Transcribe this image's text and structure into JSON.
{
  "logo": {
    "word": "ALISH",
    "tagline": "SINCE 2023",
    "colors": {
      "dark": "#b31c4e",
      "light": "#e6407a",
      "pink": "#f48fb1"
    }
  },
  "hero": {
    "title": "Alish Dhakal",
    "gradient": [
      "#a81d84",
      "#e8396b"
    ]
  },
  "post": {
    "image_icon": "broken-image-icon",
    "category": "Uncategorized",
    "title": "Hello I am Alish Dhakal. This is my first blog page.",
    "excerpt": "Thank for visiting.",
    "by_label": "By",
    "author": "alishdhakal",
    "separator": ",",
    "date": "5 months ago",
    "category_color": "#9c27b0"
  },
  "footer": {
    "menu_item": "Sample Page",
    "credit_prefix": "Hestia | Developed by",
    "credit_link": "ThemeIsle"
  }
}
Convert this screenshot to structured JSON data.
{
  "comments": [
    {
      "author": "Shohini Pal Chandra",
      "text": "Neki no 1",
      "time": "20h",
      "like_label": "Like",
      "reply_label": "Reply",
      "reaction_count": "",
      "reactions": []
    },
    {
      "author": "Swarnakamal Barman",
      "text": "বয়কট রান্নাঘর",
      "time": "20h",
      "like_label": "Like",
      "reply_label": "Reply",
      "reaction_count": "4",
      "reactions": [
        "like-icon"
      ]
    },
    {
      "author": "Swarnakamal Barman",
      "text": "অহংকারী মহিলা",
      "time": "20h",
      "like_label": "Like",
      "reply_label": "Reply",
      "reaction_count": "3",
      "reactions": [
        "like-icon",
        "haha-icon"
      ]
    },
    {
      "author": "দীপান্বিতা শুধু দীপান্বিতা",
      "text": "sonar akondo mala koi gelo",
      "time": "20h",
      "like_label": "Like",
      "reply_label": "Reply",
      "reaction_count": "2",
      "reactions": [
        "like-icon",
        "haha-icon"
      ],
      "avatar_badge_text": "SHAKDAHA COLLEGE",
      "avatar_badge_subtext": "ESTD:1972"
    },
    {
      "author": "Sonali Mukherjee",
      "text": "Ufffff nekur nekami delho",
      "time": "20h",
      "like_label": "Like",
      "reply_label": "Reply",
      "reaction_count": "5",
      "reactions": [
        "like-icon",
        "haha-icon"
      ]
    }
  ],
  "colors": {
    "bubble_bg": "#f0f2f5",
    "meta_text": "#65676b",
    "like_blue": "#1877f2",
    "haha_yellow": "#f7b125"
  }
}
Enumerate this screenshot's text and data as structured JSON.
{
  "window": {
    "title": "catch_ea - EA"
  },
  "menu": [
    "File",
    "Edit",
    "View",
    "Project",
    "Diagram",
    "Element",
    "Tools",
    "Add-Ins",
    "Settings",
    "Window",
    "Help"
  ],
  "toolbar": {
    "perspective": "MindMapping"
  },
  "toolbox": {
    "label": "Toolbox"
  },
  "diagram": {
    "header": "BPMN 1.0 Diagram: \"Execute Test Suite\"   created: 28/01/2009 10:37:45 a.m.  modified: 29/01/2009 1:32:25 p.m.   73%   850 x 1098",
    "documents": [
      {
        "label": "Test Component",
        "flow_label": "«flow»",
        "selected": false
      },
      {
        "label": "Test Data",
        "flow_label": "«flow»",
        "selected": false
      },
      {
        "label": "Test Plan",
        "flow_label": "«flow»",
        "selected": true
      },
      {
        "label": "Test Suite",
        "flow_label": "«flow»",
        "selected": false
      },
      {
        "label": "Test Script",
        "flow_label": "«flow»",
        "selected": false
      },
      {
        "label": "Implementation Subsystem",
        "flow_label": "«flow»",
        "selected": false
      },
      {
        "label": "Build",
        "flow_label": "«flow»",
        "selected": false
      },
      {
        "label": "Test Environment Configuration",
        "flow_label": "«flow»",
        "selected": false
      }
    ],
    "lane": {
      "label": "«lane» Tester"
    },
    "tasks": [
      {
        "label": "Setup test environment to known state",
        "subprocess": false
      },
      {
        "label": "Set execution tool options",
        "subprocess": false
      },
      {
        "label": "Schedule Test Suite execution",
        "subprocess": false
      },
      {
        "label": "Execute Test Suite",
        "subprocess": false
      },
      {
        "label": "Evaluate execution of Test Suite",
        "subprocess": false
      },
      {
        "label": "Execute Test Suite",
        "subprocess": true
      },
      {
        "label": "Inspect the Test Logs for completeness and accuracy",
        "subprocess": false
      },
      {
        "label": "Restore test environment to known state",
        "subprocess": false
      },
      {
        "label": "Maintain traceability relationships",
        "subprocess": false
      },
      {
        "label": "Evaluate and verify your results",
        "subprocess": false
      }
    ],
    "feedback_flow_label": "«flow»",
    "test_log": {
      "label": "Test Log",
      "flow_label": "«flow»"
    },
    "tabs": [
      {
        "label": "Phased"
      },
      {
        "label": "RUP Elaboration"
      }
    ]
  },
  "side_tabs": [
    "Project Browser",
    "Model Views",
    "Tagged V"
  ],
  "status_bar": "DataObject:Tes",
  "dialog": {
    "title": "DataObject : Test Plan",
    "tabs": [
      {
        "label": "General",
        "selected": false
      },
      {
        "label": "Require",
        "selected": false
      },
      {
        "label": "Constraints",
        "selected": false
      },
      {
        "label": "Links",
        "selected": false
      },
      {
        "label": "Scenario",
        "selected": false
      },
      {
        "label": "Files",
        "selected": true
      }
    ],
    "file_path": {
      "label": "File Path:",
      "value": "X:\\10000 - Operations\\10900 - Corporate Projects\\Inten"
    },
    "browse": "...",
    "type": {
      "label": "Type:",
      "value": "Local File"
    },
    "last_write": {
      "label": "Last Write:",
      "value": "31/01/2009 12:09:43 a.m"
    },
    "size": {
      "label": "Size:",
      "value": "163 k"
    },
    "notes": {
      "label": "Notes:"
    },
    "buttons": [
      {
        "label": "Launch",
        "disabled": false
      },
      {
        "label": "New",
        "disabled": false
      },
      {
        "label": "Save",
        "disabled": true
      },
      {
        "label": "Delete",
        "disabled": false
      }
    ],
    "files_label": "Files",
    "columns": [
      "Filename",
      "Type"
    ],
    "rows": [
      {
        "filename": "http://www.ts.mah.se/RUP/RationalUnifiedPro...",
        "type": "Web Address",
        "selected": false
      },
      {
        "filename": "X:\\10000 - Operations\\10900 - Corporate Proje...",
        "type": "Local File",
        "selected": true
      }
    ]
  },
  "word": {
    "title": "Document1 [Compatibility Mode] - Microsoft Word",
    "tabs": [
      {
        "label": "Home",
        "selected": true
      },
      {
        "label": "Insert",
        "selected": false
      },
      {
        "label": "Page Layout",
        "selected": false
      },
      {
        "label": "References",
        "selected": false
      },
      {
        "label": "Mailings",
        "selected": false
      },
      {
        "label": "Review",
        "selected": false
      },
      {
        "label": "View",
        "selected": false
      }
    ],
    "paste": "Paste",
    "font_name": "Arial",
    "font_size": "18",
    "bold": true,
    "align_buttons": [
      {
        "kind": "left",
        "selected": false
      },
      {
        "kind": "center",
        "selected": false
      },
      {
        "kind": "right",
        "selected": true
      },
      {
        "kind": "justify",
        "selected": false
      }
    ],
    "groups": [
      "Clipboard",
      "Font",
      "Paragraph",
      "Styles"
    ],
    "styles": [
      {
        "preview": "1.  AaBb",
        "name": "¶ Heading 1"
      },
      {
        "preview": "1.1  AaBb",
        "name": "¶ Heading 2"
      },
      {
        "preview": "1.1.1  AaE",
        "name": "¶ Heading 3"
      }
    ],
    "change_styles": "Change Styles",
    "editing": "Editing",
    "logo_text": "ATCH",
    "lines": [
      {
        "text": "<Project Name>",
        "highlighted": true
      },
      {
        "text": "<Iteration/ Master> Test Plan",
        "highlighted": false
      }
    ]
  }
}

_Task to carry out_
Retype all of the material, keeping each line exact.

_Result_
Transcribe this image's text and structure into JSON.
{
  "logo": {
    "word": "ALISH",
    "tagline": "SINCE 2023",
    "colors": {
      "dark": "#b31c4e",
      "light": "#e6407a",
      "pink": "#f48fb1"
    }
  },
  "hero": {
    "title": "Alish Dhakal",
    "gradient": [
      "#a81d84",
      "#e8396b"
    ]
  },
  "post": {
    "image_icon": "broken-image-icon",
    "category": "Uncategorized",
    "title": "Hello I am Alish Dhakal. This is my first blog page.",
    "excerpt": "Thank for visiting.",
    "by_label": "By",
    "author": "alishdhakal",
    "separator": ",",
    "date": "5 months ago",
    "category_color": "#9c27b0"
  },
  "footer": {
    "menu_item": "Sample Page",
    "credit_prefix": "Hestia | Developed by",
    "credit_link": "ThemeIsle"
  }
}
Convert this screenshot to structured JSON data.
{
  "comments": [
    {
      "author": "Shohini Pal Chandra",
      "text": "Neki no 1",
      "time": "20h",
      "like_label": "Like",
      "reply_label": "Reply",
      "reaction_count": "",
      "reactions": []
    },
    {
      "author": "Swarnakamal Barman",
      "text": "বয়কট রান্নাঘর",
      "time": "20h",
      "like_label": "Like",
      "reply_label": "Reply",
      "reaction_count": "4",
      "reactions": [
        "like-icon"
      ]
    },
    {
      "author": "Swarnakamal Barman",
      "text": "অহংকারী মহিলা",
      "time": "20h",
      "like_label": "Like",
      "reply_label": "Reply",
      "reaction_count": "3",
      "reactions": [
        "like-icon",
        "haha-icon"
      ]
    },
    {
      "author": "দীপান্বিতা শুধু দীপান্বিতা",
      "text": "sonar akondo mala koi gelo",
      "time": "20h",
      "like_label": "Like",
      "reply_label": "Reply",
      "reaction_count": "2",
      "reactions": [
        "like-icon",
        "haha-icon"
      ],
      "avatar_badge_text": "SHAKDAHA COLLEGE",
      "avatar_badge_subtext": "ESTD:1972"
    },
    {
      "author": "Sonali Mukherjee",
      "text": "Ufffff nekur nekami delho",
      "time": "20h",
      "like_label": "Like",
      "reply_label": "Reply",
      "reaction_count": "5",
      "reactions": [
        "like-icon",
        "haha-icon"
      ]
    }
  ],
  "colors": {
    "bubble_bg": "#f0f2f5",
    "meta_text": "#65676b",
    "like_blue": "#1877f2",
    "haha_yellow": "#f7b125"
  }
}
Enumerate this screenshot's text and data as structured JSON.
{
  "window": {
    "title": "catch_ea - EA"
  },
  "menu": [
    "File",
    "Edit",
    "View",
    "Project",
    "Diagram",
    "Element",
    "Tools",
    "Add-Ins",
    "Settings",
    "Window",
    "Help"
  ],
  "toolbar": {
    "perspective": "MindMapping"
  },
  "toolbox": {
    "label": "Toolbox"
  },
  "diagram": {
    "header": "BPMN 1.0 Diagram: \"Execute Test Suite\"   created: 28/01/2009 10:37:45 a.m.  modified: 29/01/2009 1:32:25 p.m.   73%   850 x 1098",
    "documents": [
      {
        "label": "Test Component",
        "flow_label": "«flow»",
        "selected": false
      },
      {
        "label": "Test Data",
        "flow_label": "«flow»",
        "selected": false
      },
      {
        "label": "Test Plan",
        "flow_label": "«flow»",
        "selected": true
      },
      {
        "label": "Test Suite",
        "flow_label": "«flow»",
        "selected": false
      },
      {
        "label": "Test Script",
        "flow_label": "«flow»",
        "selected": false
      },
      {
        "label": "Implementation Subsystem",
        "flow_label": "«flow»",
        "selected": false
      },
      {
        "label": "Build",
        "flow_label": "«flow»",
        "selected": false
      },
      {
        "label": "Test Environment Configuration",
        "flow_label": "«flow»",
        "selected": false
      }
    ],
    "lane": {
      "label": "«lane» Tester"
    },
    "tasks": [
      {
        "label": "Setup test environment to known state",
        "subprocess": false
      },
      {
        "label": "Set execution tool options",
        "subprocess": false
      },
      {
        "label": "Schedule Test Suite execution",
        "subprocess": false
      },
      {
        "label": "Execute Test Suite",
        "subprocess": false
      },
      {
        "label": "Evaluate execution of Test Suite",
        "subprocess": false
      },
      {
        "label": "Execute Test Suite",
        "subprocess": true
      },
      {
        "label": "Inspect the Test Logs for completeness and accuracy",
        "subprocess": false
      },
      {
        "label": "Restore test environment to known state",
        "subprocess": false
      },
      {
        "label": "Maintain traceability relationships",
        "subprocess": false
      },
      {
        "label": "Evaluate and verify your results",
        "subprocess": false
      }
    ],
    "feedback_flow_label": "«flow»",
    "test_log": {
      "label": "Test Log",
      "flow_label": "«flow»"
    },
    "tabs": [
      {
        "label": "Phased"
      },
      {
        "label": "RUP Elaboration"
      }
    ]
  },
  "side_tabs": [
    "Project Browser",
    "Model Views",
    "Tagged V"
  ],
  "status_bar": "DataObject:Tes",
  "dialog": {
    "title": "DataObject : Test Plan",
    "tabs": [
      {
        "label": "General",
        "selected": false
      },
      {
        "label": "Require",
        "selected": false
      },
      {
        "label": "Constraints",
        "selected": false
      },
      {
        "label": "Links",
        "selected": false
      },
      {
        "label": "Scenario",
        "selected": false
      },
      {
        "label": "Files",
        "selected": true
      }
    ],
    "file_path": {
      "label": "File Path:",
      "value": "X:\\10000 - Operations\\10900 - Corporate Projects\\Inten"
    },
    "browse": "...",
    "type": {
      "label": "Type:",
      "value": "Local File"
    },
    "last_write": {
      "label": "Last Write:",
      "value": "31/01/2009 12:09:43 a.m"
    },
    "size": {
      "label": "Size:",
      "value": "163 k"
    },
    "notes": {
      "label": "Notes:"
    },
    "buttons": [
      {
        "label": "Launch",
        "disabled": false
      },
      {
        "label": "New",
        "disabled": false
      },
      {
        "label": "Save",
        "disabled": true
      },
      {
        "label": "Delete",
        "disabled": false
      }
    ],
    "files_label": "Files",
    "columns": [
      "Filename",
      "Type"
    ],
    "rows": [
      {
        "filename": "http://www.ts.mah.se/RUP/RationalUnifiedPro...",
        "type": "Web Address",
        "selected": false
      },
      {
        "filename": "X:\\10000 - Operations\\10900 - Corporate Proje...",
        "type": "Local File",
        "selected": true
      }
    ]
  },
  "word": {
    "title": "Document1 [Compatibility Mode] - Microsoft Word",
    "tabs": [
      {
        "label": "Home",
        "selected": true
      },
      {
        "label": "Insert",
        "selected": false
      },
      {
        "label": "Page Layout",
        "selected": false
      },
      {
        "label": "References",
        "selected": false
      },
      {
        "label": "Mailings",
        "selected": false
      },
      {
        "label": "Review",
        "selected": false
      },
      {
        "label": "View",
        "selected": false
      }
    ],
    "paste": "Paste",
    "font_name": "Arial",
    "font_size": "18",
    "bold": true,
    "align_buttons": [
      {
        "kind": "left",
        "selected": false
      },
      {
        "kind": "center",
        "selected": false
      },
      {
        "kind": "right",
        "selected": true
      },
      {
        "kind": "justify",
        "selected": false
      }
    ],
    "groups": [
      "Clipboard",
      "Font",
      "Paragraph",
      "Styles"
    ],
    "styles": [
      {
        "preview": "1.  AaBb",
        "name": "¶ Heading 1"
      },
      {
        "preview": "1.1  AaBb",
        "name": "¶ Heading 2"
      },
      {
        "preview": "1.1.1  AaE",
        "name": "¶ Heading 3"
      }
    ],
    "change_styles": "Change Styles",
    "editing": "Editing",
    "logo_text": "ATCH",
    "lines": [
      {
        "text": "<Project Name>",
        "highlighted": true
      },
      {
        "text": "<Iteration/ Master> Test Plan",
        "highlighted": false
      }
    ]
  }
}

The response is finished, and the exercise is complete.